§ Instruction: Find each line with the string "this" and report it.
═══ Records provided ═══
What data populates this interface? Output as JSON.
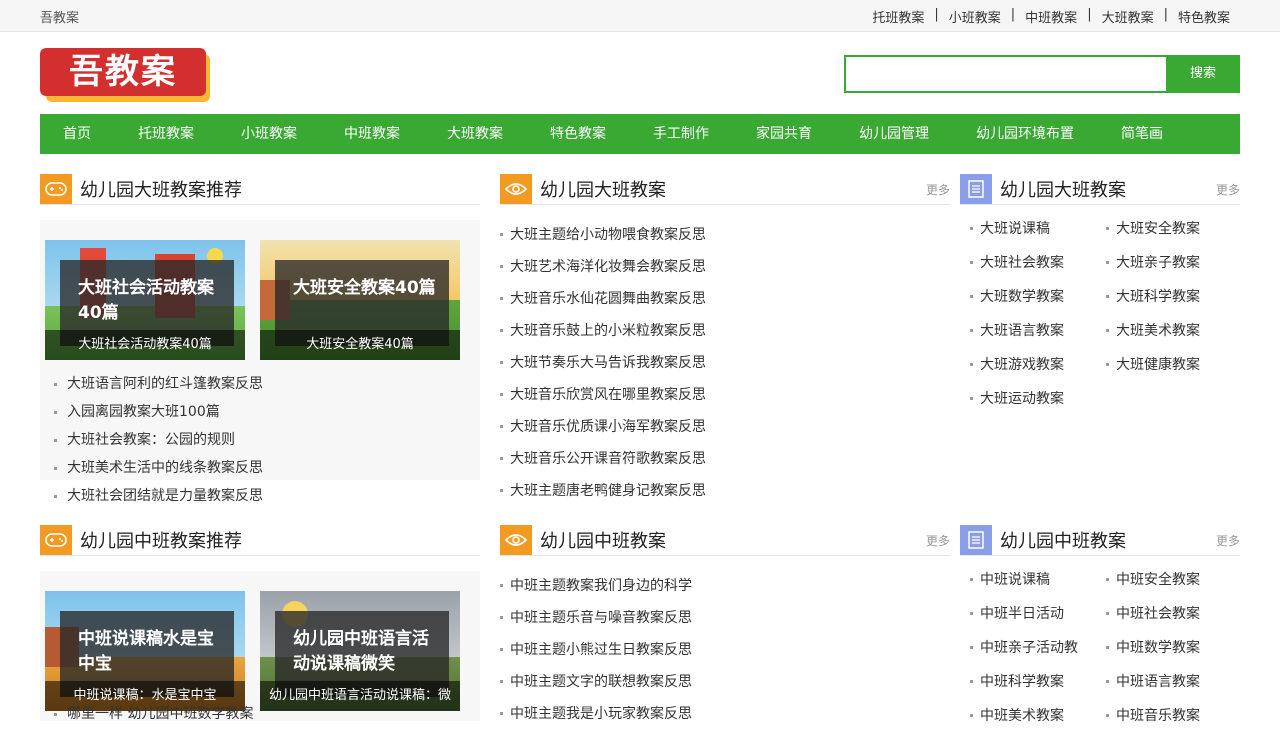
{
  "topbar": {
    "site": "吾教案",
    "links": [
      "托班教案",
      "小班教案",
      "中班教案",
      "大班教案",
      "特色教案"
    ]
  },
  "logo": {
    "text": "吾教案"
  },
  "search": {
    "placeholder": "",
    "button": "搜索"
  },
  "nav": [
    "首页",
    "托班教案",
    "小班教案",
    "中班教案",
    "大班教案",
    "特色教案",
    "手工制作",
    "家园共育",
    "幼儿园管理",
    "幼儿园环境布置",
    "简笔画"
  ],
  "sections": {
    "big_featured": {
      "title": "幼儿园大班教案推荐",
      "cards": [
        {
          "overlay": [
            "大班社会活动教案",
            "40篇"
          ],
          "caption": "大班社会活动教案40篇"
        },
        {
          "overlay": [
            "大班安全教案40篇"
          ],
          "caption": "大班安全教案40篇"
        }
      ],
      "items": [
        "大班语言阿利的红斗篷教案反思",
        "入园离园教案大班100篇",
        "大班社会教案：公园的规则",
        "大班美术生活中的线条教案反思",
        "大班社会团结就是力量教案反思"
      ]
    },
    "big_list": {
      "title": "幼儿园大班教案",
      "more": "更多",
      "items": [
        "大班主题给小动物喂食教案反思",
        "大班艺术海洋化妆舞会教案反思",
        "大班音乐水仙花圆舞曲教案反思",
        "大班音乐鼓上的小米粒教案反思",
        "大班节奏乐大马告诉我教案反思",
        "大班音乐欣赏风在哪里教案反思",
        "大班音乐优质课小海军教案反思",
        "大班音乐公开课音符歌教案反思",
        "大班主题唐老鸭健身记教案反思"
      ]
    },
    "big_cats": {
      "title": "幼儿园大班教案",
      "more": "更多",
      "items": [
        "大班说课稿",
        "大班安全教案",
        "大班社会教案",
        "大班亲子教案",
        "大班数学教案",
        "大班科学教案",
        "大班语言教案",
        "大班美术教案",
        "大班游戏教案",
        "大班健康教案",
        "大班运动教案"
      ]
    },
    "mid_featured": {
      "title": "幼儿园中班教案推荐",
      "cards": [
        {
          "overlay": [
            "中班说课稿水是宝",
            "中宝"
          ],
          "caption": "中班说课稿：水是宝中宝"
        },
        {
          "overlay": [
            "幼儿园中班语言活",
            "动说课稿微笑"
          ],
          "caption": "幼儿园中班语言活动说课稿：微"
        }
      ],
      "items": [
        "哪里一样 幼儿园中班数学教案"
      ]
    },
    "mid_list": {
      "title": "幼儿园中班教案",
      "more": "更多",
      "items": [
        "中班主题教案我们身边的科学",
        "中班主题乐音与噪音教案反思",
        "中班主题小熊过生日教案反思",
        "中班主题文字的联想教案反思",
        "中班主题我是小玩家教案反思"
      ]
    },
    "mid_cats": {
      "title": "幼儿园中班教案",
      "more": "更多",
      "items": [
        "中班说课稿",
        "中班安全教案",
        "中班半日活动",
        "中班社会教案",
        "中班亲子活动教",
        "中班数学教案",
        "中班科学教案",
        "中班语言教案",
        "中班美术教案",
        "中班音乐教案"
      ]
    }
  },
  "colors": {
    "green": "#3aa933",
    "orange": "#f39a22",
    "icon_blue": "#8a9de8",
    "logo_red": "#d32f2f"
  }
}
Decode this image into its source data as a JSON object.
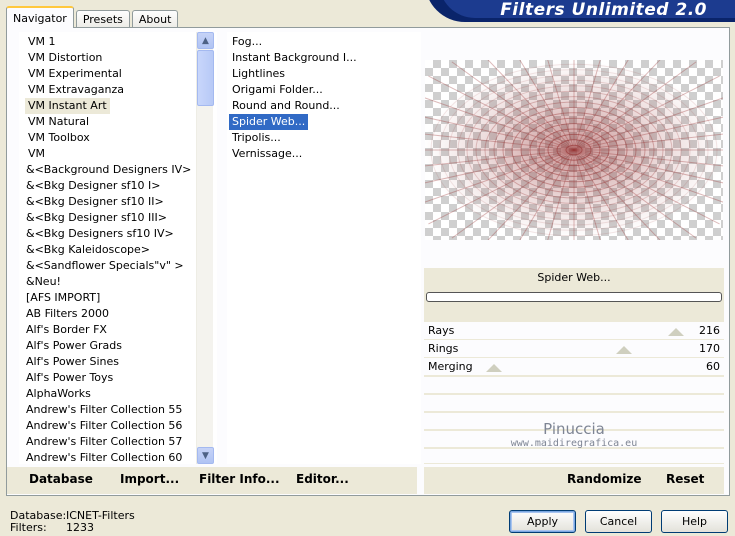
{
  "app_title": "Filters Unlimited 2.0",
  "tabs": [
    {
      "label": "Navigator",
      "active": true
    },
    {
      "label": "Presets",
      "active": false
    },
    {
      "label": "About",
      "active": false
    }
  ],
  "categories": [
    "VM 1",
    "VM Distortion",
    "VM Experimental",
    "VM Extravaganza",
    "VM Instant Art",
    "VM Natural",
    "VM Toolbox",
    "VM",
    "&<Background Designers IV>",
    "&<Bkg Designer sf10 I>",
    "&<Bkg Designer sf10 II>",
    "&<Bkg Designer sf10 III>",
    "&<Bkg Designers sf10 IV>",
    "&<Bkg Kaleidoscope>",
    "&<Sandflower Specials\"v\" >",
    "&Neu!",
    "[AFS IMPORT]",
    "AB Filters 2000",
    "Alf's Border FX",
    "Alf's Power Grads",
    "Alf's Power Sines",
    "Alf's Power Toys",
    "AlphaWorks",
    "Andrew's Filter Collection 55",
    "Andrew's Filter Collection 56",
    "Andrew's Filter Collection 57",
    "Andrew's Filter Collection 60"
  ],
  "selected_category": "VM Instant Art",
  "filters": [
    "Fog...",
    "Instant Background I...",
    "Lightlines",
    "Origami Folder...",
    "Round and Round...",
    "Spider Web...",
    "Tripolis...",
    "Vernissage..."
  ],
  "selected_filter": "Spider Web...",
  "preview_filter_name": "Spider Web...",
  "params": [
    {
      "label": "Rays",
      "value": 216
    },
    {
      "label": "Rings",
      "value": 170
    },
    {
      "label": "Merging",
      "value": 60
    }
  ],
  "watermark": {
    "name": "Pinuccia",
    "url": "www.maidiregrafica.eu"
  },
  "panel_buttons": {
    "database": "Database",
    "import": "Import...",
    "filter_info": "Filter Info...",
    "editor": "Editor...",
    "randomize": "Randomize",
    "reset": "Reset"
  },
  "status": {
    "database_label": "Database:",
    "database_value": "ICNET-Filters",
    "filters_label": "Filters:",
    "filters_value": "1233"
  },
  "dialog_buttons": {
    "apply": "Apply",
    "cancel": "Cancel",
    "help": "Help"
  },
  "colors": {
    "accent": "#316ac5",
    "banner": "#0a246a",
    "web": "#9a3a3a"
  }
}
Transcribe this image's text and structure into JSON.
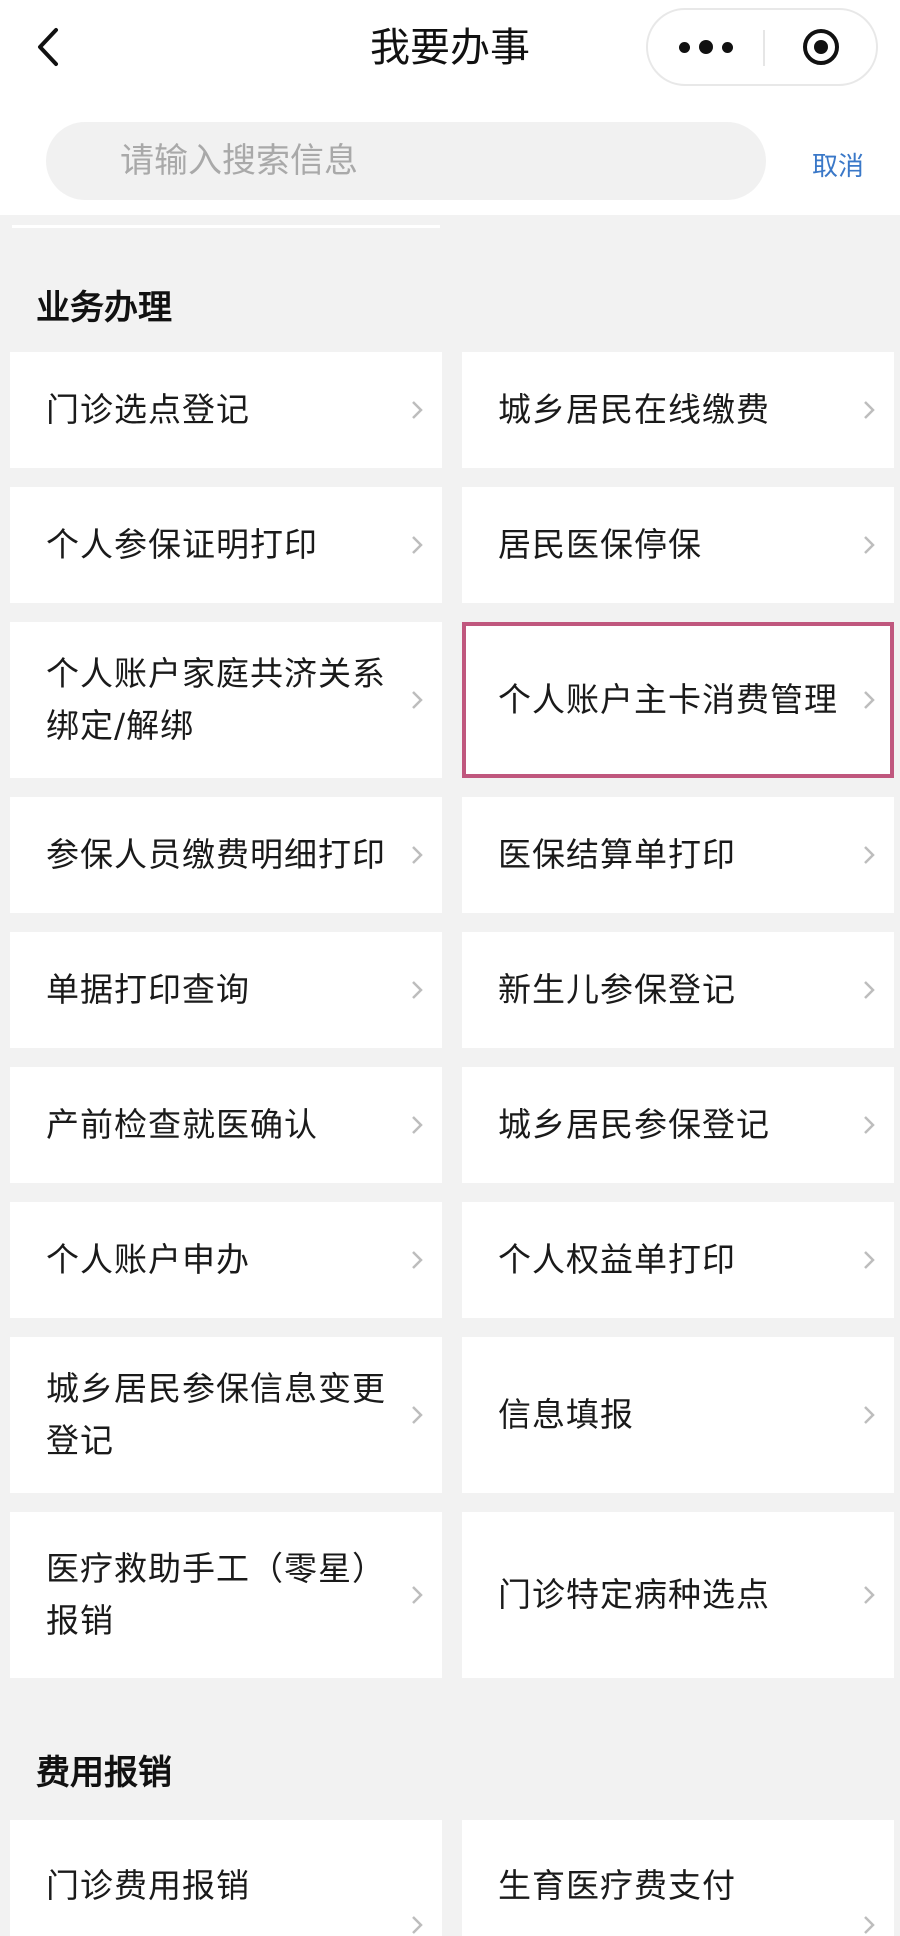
{
  "header": {
    "title": "我要办事"
  },
  "search": {
    "placeholder": "请输入搜索信息",
    "cancel_label": "取消"
  },
  "sections": [
    {
      "title": "业务办理",
      "items": [
        {
          "label": "门诊选点登记"
        },
        {
          "label": "城乡居民在线缴费"
        },
        {
          "label": "个人参保证明打印"
        },
        {
          "label": "居民医保停保"
        },
        {
          "label": "个人账户家庭共济关系绑定/解绑"
        },
        {
          "label": "个人账户主卡消费管理",
          "highlighted": true
        },
        {
          "label": "参保人员缴费明细打印"
        },
        {
          "label": "医保结算单打印"
        },
        {
          "label": "单据打印查询"
        },
        {
          "label": "新生儿参保登记"
        },
        {
          "label": "产前检查就医确认"
        },
        {
          "label": "城乡居民参保登记"
        },
        {
          "label": "个人账户申办"
        },
        {
          "label": "个人权益单打印"
        },
        {
          "label": "城乡居民参保信息变更登记"
        },
        {
          "label": "信息填报"
        },
        {
          "label": "医疗救助手工（零星）报销"
        },
        {
          "label": "门诊特定病种选点"
        }
      ]
    },
    {
      "title": "费用报销",
      "items": [
        {
          "label": "门诊费用报销"
        },
        {
          "label": "生育医疗费支付"
        }
      ]
    }
  ],
  "colors": {
    "background": "#f2f2f2",
    "card": "#ffffff",
    "accent_link": "#3a78c8",
    "highlight_border": "#c0577e"
  }
}
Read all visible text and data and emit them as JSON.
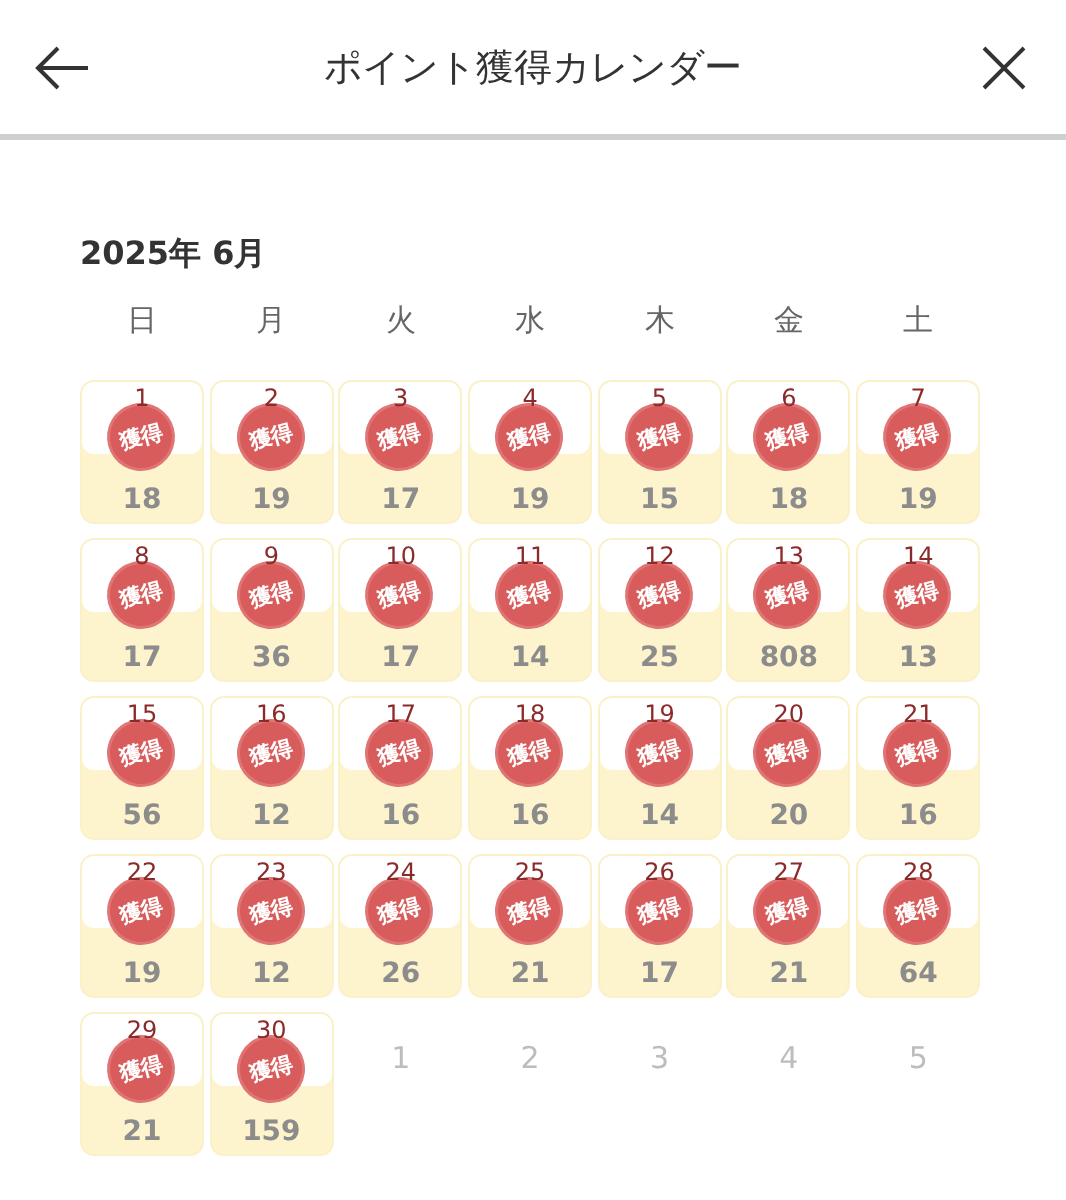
═══
§ The answer:
What data populates this interface? Output as JSON.
Decode this image into its source data as a JSON object.
Transcribe this image's text and structure into JSON.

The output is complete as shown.